DIRECTIONS -
Search the data for the word "paſſage" and copy every line that contains it.

Data entries:
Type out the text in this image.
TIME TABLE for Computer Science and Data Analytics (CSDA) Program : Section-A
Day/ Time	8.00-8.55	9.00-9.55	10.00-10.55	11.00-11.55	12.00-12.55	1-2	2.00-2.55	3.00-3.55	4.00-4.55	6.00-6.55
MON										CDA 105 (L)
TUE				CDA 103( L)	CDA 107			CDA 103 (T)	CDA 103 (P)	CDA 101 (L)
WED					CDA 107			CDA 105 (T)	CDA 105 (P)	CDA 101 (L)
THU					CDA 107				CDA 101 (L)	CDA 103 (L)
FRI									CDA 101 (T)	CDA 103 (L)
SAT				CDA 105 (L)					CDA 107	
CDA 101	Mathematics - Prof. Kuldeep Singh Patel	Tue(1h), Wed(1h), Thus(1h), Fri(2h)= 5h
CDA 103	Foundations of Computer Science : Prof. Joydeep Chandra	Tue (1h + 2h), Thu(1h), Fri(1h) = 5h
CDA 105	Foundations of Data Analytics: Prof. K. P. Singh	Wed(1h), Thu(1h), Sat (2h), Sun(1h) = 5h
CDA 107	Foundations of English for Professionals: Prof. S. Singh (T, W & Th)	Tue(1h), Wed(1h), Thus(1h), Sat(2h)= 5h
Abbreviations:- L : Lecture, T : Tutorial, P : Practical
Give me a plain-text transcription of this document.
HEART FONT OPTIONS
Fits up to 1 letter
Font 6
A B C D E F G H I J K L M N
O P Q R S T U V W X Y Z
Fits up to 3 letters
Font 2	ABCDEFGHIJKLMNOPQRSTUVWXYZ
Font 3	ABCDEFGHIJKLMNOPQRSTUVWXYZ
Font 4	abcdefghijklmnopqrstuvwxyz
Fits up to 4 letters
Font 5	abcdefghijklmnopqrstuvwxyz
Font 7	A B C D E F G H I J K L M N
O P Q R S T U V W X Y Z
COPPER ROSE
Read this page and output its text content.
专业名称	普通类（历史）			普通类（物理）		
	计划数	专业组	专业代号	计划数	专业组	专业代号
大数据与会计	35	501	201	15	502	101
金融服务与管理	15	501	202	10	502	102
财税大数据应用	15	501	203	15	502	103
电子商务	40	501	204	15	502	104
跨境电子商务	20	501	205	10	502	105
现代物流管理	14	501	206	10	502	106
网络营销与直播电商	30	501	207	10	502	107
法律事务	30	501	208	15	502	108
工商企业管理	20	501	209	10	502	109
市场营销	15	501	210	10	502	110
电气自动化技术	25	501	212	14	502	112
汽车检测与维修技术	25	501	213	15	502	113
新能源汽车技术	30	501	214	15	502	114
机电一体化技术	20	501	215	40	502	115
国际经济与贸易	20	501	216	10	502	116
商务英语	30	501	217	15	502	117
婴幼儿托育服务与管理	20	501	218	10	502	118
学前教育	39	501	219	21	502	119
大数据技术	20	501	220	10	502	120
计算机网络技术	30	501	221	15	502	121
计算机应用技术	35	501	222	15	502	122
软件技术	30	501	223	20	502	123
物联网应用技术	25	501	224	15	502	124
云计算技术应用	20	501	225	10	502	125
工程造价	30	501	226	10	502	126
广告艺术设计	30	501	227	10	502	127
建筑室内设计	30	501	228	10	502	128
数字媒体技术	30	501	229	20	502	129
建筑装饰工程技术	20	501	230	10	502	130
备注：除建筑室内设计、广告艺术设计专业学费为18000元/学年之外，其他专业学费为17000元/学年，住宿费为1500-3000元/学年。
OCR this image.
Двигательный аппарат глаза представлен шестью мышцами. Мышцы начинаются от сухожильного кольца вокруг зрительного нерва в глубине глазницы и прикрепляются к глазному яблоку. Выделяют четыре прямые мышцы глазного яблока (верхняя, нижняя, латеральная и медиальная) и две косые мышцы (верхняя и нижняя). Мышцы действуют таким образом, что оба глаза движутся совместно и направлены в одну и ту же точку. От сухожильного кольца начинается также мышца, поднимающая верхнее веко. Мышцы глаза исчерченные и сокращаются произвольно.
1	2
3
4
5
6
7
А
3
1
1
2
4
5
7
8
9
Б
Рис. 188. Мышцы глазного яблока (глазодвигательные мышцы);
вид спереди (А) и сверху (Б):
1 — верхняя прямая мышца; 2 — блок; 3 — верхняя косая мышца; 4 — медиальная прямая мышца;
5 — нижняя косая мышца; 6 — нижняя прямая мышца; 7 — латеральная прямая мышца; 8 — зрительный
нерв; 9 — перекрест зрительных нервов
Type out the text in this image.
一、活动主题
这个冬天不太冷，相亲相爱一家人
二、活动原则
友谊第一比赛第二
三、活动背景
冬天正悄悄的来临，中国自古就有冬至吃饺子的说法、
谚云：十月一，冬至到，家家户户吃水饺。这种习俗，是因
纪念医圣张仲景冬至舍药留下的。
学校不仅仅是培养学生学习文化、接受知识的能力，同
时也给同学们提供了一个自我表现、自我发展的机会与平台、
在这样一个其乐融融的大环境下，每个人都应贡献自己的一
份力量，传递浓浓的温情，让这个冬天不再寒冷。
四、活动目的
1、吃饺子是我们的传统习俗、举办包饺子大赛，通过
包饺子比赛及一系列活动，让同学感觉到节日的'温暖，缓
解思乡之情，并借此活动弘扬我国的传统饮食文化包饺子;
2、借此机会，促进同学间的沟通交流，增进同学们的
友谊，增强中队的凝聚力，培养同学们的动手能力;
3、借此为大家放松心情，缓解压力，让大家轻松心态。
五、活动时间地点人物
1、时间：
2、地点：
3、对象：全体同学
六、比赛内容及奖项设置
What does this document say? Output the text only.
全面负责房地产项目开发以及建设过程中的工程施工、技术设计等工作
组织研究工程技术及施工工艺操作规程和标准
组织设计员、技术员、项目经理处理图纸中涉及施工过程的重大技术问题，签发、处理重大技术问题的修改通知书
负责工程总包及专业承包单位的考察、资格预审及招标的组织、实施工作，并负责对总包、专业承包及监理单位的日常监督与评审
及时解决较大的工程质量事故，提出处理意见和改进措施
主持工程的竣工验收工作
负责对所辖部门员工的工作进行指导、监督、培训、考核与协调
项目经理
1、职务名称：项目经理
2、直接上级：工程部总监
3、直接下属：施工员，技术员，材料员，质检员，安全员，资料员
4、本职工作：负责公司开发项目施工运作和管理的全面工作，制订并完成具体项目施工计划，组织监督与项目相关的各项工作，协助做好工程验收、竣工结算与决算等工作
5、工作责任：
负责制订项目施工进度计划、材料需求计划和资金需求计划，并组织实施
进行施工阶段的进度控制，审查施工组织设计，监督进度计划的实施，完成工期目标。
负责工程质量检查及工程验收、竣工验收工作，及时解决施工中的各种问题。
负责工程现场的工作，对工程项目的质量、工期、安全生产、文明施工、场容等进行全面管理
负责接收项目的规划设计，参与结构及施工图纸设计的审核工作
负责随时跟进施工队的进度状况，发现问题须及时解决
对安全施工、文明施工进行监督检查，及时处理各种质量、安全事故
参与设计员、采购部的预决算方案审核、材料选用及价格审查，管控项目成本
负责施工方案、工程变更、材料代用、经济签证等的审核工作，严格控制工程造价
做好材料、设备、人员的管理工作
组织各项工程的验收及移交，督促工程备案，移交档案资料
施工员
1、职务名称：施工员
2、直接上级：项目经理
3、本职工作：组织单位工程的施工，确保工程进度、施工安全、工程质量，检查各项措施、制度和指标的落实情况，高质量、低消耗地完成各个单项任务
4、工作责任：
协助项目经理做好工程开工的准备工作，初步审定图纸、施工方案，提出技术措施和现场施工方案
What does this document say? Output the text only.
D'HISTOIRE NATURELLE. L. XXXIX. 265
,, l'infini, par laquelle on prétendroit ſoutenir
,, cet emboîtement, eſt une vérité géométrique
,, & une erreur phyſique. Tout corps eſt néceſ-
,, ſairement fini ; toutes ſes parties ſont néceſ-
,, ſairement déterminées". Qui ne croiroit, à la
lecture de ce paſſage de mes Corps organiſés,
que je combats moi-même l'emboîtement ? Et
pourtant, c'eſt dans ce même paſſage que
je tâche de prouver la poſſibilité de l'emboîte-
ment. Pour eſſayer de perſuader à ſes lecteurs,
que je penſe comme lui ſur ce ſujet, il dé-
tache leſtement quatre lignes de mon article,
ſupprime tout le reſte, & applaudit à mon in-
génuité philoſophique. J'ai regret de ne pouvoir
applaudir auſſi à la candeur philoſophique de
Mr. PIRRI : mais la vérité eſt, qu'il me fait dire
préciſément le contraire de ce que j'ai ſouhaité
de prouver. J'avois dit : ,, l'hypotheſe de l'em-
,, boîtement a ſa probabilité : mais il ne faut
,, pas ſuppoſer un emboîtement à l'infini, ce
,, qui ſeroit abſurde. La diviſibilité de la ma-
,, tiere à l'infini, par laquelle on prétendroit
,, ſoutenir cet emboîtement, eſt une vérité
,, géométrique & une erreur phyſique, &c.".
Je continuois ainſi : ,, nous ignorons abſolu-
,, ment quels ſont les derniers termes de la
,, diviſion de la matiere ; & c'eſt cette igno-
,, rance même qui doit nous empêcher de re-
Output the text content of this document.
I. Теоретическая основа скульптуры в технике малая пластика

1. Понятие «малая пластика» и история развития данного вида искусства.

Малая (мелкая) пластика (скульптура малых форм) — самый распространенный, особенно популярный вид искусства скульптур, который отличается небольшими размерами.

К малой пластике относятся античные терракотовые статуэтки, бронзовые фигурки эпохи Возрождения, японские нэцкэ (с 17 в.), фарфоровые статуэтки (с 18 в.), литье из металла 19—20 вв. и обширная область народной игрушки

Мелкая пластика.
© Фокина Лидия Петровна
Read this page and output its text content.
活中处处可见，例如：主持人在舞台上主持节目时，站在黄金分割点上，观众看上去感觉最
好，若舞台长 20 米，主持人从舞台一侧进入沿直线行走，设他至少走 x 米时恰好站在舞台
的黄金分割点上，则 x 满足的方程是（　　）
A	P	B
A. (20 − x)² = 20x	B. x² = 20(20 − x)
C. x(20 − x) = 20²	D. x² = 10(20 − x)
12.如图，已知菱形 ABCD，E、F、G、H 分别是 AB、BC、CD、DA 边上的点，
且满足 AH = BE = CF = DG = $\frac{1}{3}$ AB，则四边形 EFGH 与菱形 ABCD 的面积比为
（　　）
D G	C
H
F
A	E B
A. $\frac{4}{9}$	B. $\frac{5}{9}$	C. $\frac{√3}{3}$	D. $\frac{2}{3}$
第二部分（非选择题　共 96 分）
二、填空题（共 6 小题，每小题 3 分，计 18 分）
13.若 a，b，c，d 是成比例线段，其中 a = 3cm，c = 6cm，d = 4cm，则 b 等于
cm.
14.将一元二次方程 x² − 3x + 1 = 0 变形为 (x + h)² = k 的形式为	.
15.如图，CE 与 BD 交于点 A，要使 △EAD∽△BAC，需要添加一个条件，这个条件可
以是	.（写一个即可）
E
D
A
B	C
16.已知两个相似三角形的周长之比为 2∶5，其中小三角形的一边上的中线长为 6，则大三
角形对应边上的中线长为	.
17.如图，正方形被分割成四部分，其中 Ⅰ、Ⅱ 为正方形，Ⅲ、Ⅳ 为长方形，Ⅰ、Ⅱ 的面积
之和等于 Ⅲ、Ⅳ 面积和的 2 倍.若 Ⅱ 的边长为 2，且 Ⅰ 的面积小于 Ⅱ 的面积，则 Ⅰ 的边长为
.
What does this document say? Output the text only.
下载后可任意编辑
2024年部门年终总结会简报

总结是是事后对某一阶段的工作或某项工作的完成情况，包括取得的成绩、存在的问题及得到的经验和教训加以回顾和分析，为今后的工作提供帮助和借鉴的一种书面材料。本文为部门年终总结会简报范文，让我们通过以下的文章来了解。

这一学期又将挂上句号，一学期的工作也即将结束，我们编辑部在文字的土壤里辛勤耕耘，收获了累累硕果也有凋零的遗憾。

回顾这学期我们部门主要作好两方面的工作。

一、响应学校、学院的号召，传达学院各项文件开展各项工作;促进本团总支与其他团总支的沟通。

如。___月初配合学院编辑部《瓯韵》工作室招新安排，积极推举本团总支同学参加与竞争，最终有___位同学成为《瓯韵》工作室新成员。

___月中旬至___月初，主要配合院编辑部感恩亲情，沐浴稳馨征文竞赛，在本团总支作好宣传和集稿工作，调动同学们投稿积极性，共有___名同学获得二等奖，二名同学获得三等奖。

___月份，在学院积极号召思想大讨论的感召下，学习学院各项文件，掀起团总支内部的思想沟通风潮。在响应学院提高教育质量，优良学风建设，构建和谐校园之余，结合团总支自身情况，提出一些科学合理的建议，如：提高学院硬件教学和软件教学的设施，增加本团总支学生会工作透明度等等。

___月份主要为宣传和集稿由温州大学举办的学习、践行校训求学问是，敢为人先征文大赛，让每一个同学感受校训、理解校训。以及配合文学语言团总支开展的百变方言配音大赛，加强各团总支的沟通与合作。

SOLUTION TO THE PROBLEM -
lecture de ce paſſage de mes Corps organiſés,
pourtant, c'eſt dans ce même paſſage que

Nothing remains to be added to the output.